作成日:2018/8/23
マンション購入という、大きなお買い物。ライフイベントのなかでも、一大プロジェクトです。
あとから気づいて、あぁ失敗した……なんて思いをしないために、より知識を得て進めたいものです。
そしてマンションを買うときに悩むのが、新築マンションと中古マンション、どっちがいいの?という問題。実際のところ、買うならどちらがよいのでしょうか。
今回は、実際に新築マンションと中古マンションの販売経験のある私が、その「違い」について解説します。
大前提として、新築マンションと中古マンションは、販売価格の決定方法から大きな違いがあります。まずはこの違いについて説明します。
新築マンションの価格設定は、「土地の仕入れ価格」+「建築費」+「販売費」で、おおよそ構成されています。売主は、モデルルームなどよく見かける不動産会社となります。
いっぽうで、中古マンションの価格設定はとてもシンプルで、売主(個人)が自由に販売価格を決めています。売主は大半が個人で、販売物件は居住中のものから、空室のものまであります。
ではこの違いにより生じるものは何なのか?実は、ここ数年のマンション価格上昇の原因のひとつが、ここに隠されています。
新築マンションは、まず土地の仕入れから始まります。
土地を仕入れたら建築プランを検討し、プランがまとまれば建築費が算出され、販売方針とともに販売費が決まっていきます。
ここ数年の新築価格が上昇してきた要因はここに隠されています。

========================

→ **取り組む課題**
1. マンション購入の記事について、次の問いに答えてください。
(a) 新築マンションの価格設定は、おおよそ何で構成されていますか。
(b) 中古マンションの売主は、大半がどのような人ですか。
(c) 新築マンションは、まず何から始まりますか。
2. リストから、文字列「where」を含む行をすべて探し出し、一行ずつ書き写してください。大文字と小文字は区別します。
この記事とリストは互いに関係がありません。

→ **提供資料**
========================

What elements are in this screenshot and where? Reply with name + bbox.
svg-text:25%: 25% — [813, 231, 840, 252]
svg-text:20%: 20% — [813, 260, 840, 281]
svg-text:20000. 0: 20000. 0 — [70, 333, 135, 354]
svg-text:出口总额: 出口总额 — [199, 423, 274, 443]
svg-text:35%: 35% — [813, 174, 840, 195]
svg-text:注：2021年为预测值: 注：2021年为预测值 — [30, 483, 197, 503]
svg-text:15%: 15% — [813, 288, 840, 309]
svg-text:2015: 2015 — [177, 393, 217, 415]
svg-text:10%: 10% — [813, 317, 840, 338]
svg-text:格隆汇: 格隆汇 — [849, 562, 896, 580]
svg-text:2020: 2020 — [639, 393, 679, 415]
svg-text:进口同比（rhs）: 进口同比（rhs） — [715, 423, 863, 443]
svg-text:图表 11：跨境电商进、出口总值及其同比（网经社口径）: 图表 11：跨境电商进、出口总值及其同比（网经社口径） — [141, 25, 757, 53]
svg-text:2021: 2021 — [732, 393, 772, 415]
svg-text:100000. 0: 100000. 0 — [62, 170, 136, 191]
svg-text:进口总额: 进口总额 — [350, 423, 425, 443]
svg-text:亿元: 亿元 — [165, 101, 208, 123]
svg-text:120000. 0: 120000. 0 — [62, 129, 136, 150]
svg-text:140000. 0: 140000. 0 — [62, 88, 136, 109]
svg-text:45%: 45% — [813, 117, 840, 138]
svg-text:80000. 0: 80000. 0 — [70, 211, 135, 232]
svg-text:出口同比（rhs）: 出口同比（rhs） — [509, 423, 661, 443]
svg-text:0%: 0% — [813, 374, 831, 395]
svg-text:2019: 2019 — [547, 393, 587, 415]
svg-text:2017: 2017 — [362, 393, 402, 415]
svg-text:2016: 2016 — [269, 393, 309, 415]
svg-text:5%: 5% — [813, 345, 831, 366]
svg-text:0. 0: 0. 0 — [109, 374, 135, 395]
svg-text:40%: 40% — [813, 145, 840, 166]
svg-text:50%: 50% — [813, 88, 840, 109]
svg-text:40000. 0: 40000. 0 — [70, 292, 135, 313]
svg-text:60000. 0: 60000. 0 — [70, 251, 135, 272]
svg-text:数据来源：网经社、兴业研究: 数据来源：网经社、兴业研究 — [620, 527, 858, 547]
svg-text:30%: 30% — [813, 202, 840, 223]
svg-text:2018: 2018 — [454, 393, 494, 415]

========================

→ **課題の解答**
1.
(a) 「土地の仕入れ価格」+「建築費」+「販売費」で構成されています。
(b) 個人です。
(c) 土地の仕入れから始まります。

2.
What elements are in this screenshot and where? Reply with name + bbox.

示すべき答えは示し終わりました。